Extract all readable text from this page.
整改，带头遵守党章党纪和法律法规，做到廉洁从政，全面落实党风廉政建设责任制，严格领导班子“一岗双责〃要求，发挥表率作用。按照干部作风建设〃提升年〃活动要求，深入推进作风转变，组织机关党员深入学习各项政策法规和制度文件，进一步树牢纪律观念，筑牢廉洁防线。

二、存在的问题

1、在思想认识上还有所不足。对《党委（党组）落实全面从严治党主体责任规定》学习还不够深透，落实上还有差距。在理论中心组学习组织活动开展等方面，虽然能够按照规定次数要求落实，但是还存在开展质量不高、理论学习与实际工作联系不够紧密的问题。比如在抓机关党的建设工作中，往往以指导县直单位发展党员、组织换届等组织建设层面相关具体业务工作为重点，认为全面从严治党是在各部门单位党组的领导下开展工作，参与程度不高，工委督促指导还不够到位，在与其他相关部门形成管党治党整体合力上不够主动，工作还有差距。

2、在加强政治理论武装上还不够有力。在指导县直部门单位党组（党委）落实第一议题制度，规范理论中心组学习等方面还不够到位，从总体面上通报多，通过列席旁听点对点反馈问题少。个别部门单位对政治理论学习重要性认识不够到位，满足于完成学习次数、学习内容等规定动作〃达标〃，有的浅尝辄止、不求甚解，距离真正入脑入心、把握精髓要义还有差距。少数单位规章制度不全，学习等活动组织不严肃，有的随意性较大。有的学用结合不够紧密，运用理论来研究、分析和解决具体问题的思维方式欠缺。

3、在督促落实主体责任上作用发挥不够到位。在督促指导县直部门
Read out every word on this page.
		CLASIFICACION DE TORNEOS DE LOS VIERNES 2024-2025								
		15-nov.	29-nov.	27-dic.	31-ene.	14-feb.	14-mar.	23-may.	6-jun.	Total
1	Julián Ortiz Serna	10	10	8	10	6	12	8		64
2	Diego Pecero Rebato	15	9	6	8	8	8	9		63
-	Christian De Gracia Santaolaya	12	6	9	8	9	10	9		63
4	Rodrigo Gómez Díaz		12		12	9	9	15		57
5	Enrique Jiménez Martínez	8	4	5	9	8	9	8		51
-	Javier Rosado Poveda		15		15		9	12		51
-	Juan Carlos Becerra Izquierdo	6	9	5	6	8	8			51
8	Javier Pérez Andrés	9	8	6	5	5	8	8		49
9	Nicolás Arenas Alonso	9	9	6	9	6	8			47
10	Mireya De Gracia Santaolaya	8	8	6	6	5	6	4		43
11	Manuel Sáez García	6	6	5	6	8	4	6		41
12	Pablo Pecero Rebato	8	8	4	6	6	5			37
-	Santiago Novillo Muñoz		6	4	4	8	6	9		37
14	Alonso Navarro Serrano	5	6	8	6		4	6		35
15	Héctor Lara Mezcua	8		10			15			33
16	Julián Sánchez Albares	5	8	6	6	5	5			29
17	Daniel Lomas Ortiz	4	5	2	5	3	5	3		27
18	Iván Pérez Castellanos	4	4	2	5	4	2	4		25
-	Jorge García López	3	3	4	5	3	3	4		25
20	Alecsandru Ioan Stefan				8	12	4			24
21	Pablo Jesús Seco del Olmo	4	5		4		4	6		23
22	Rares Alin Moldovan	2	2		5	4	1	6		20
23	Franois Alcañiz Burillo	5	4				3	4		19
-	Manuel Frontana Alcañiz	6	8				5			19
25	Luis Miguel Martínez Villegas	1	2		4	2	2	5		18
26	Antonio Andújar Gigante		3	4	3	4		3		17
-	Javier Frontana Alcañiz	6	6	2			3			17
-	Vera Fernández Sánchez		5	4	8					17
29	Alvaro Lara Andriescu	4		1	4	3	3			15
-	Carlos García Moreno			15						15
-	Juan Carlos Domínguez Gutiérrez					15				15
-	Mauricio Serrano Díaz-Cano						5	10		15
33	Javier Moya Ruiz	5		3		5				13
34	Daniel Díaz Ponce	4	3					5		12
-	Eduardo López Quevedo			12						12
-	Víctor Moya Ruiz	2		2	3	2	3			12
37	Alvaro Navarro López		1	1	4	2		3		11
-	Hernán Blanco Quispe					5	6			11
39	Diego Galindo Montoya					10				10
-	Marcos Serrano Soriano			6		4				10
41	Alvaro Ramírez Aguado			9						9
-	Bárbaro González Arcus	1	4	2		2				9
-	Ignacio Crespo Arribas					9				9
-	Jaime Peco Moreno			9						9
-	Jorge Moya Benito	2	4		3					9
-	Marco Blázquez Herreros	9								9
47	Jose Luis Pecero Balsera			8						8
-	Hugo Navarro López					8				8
..............................
*Objective*: Copy out all the entries shown above, character for character.

*Task answer*:
Extract all readable text from this page.
整改，带头遵守党章党纪和法律法规，做到廉洁从政，全面落实党风廉政建设责任制，严格领导班子“一岗双责〃要求，发挥表率作用。按照干部作风建设〃提升年〃活动要求，深入推进作风转变，组织机关党员深入学习各项政策法规和制度文件，进一步树牢纪律观念，筑牢廉洁防线。

二、存在的问题

1、在思想认识上还有所不足。对《党委（党组）落实全面从严治党主体责任规定》学习还不够深透，落实上还有差距。在理论中心组学习组织活动开展等方面，虽然能够按照规定次数要求落实，但是还存在开展质量不高、理论学习与实际工作联系不够紧密的问题。比如在抓机关党的建设工作中，往往以指导县直单位发展党员、组织换届等组织建设层面相关具体业务工作为重点，认为全面从严治党是在各部门单位党组的领导下开展工作，参与程度不高，工委督促指导还不够到位，在与其他相关部门形成管党治党整体合力上不够主动，工作还有差距。

2、在加强政治理论武装上还不够有力。在指导县直部门单位党组（党委）落实第一议题制度，规范理论中心组学习等方面还不够到位，从总体面上通报多，通过列席旁听点对点反馈问题少。个别部门单位对政治理论学习重要性认识不够到位，满足于完成学习次数、学习内容等规定动作〃达标〃，有的浅尝辄止、不求甚解，距离真正入脑入心、把握精髓要义还有差距。少数单位规章制度不全，学习等活动组织不严肃，有的随意性较大。有的学用结合不够紧密，运用理论来研究、分析和解决具体问题的思维方式欠缺。

3、在督促落实主体责任上作用发挥不够到位。在督促指导县直部门
Read out every word on this page.
		CLASIFICACION DE TORNEOS DE LOS VIERNES 2024-2025								
		15-nov.	29-nov.	27-dic.	31-ene.	14-feb.	14-mar.	23-may.	6-jun.	Total
1	Julián Ortiz Serna	10	10	8	10	6	12	8		64
2	Diego Pecero Rebato	15	9	6	8	8	8	9		63
-	Christian De Gracia Santaolaya	12	6	9	8	9	10	9		63
4	Rodrigo Gómez Díaz		12		12	9	9	15		57
5	Enrique Jiménez Martínez	8	4	5	9	8	9	8		51
-	Javier Rosado Poveda		15		15		9	12		51
-	Juan Carlos Becerra Izquierdo	6	9	5	6	8	8			51
8	Javier Pérez Andrés	9	8	6	5	5	8	8		49
9	Nicolás Arenas Alonso	9	9	6	9	6	8			47
10	Mireya De Gracia Santaolaya	8	8	6	6	5	6	4		43
11	Manuel Sáez García	6	6	5	6	8	4	6		41
12	Pablo Pecero Rebato	8	8	4	6	6	5			37
-	Santiago Novillo Muñoz		6	4	4	8	6	9		37
14	Alonso Navarro Serrano	5	6	8	6		4	6		35
15	Héctor Lara Mezcua	8		10			15			33
16	Julián Sánchez Albares	5	8	6	6	5	5			29
17	Daniel Lomas Ortiz	4	5	2	5	3	5	3		27
18	Iván Pérez Castellanos	4	4	2	5	4	2	4		25
-	Jorge García López	3	3	4	5	3	3	4		25
20	Alecsandru Ioan Stefan				8	12	4			24
21	Pablo Jesús Seco del Olmo	4	5		4		4	6		23
22	Rares Alin Moldovan	2	2		5	4	1	6		20
23	Franois Alcañiz Burillo	5	4				3	4		19
-	Manuel Frontana Alcañiz	6	8				5			19
25	Luis Miguel Martínez Villegas	1	2		4	2	2	5		18
26	Antonio Andújar Gigante		3	4	3	4		3		17
-	Javier Frontana Alcañiz	6	6	2			3			17
-	Vera Fernández Sánchez		5	4	8					17
29	Alvaro Lara Andriescu	4		1	4	3	3			15
-	Carlos García Moreno			15						15
-	Juan Carlos Domínguez Gutiérrez					15				15
-	Mauricio Serrano Díaz-Cano						5	10		15
33	Javier Moya Ruiz	5		3		5				13
34	Daniel Díaz Ponce	4	3					5		12
-	Eduardo López Quevedo			12						12
-	Víctor Moya Ruiz	2		2	3	2	3			12
37	Alvaro Navarro López		1	1	4	2		3		11
-	Hernán Blanco Quispe					5	6			11
39	Diego Galindo Montoya					10				10
-	Marcos Serrano Soriano			6		4				10
41	Alvaro Ramírez Aguado			9						9
-	Bárbaro González Arcus	1	4	2		2				9
-	Ignacio Crespo Arribas					9				9
-	Jaime Peco Moreno			9						9
-	Jorge Moya Benito	2	4		3					9
-	Marco Blázquez Herreros	9								9
47	Jose Luis Pecero Balsera			8						8
-	Hugo Navarro López					8				8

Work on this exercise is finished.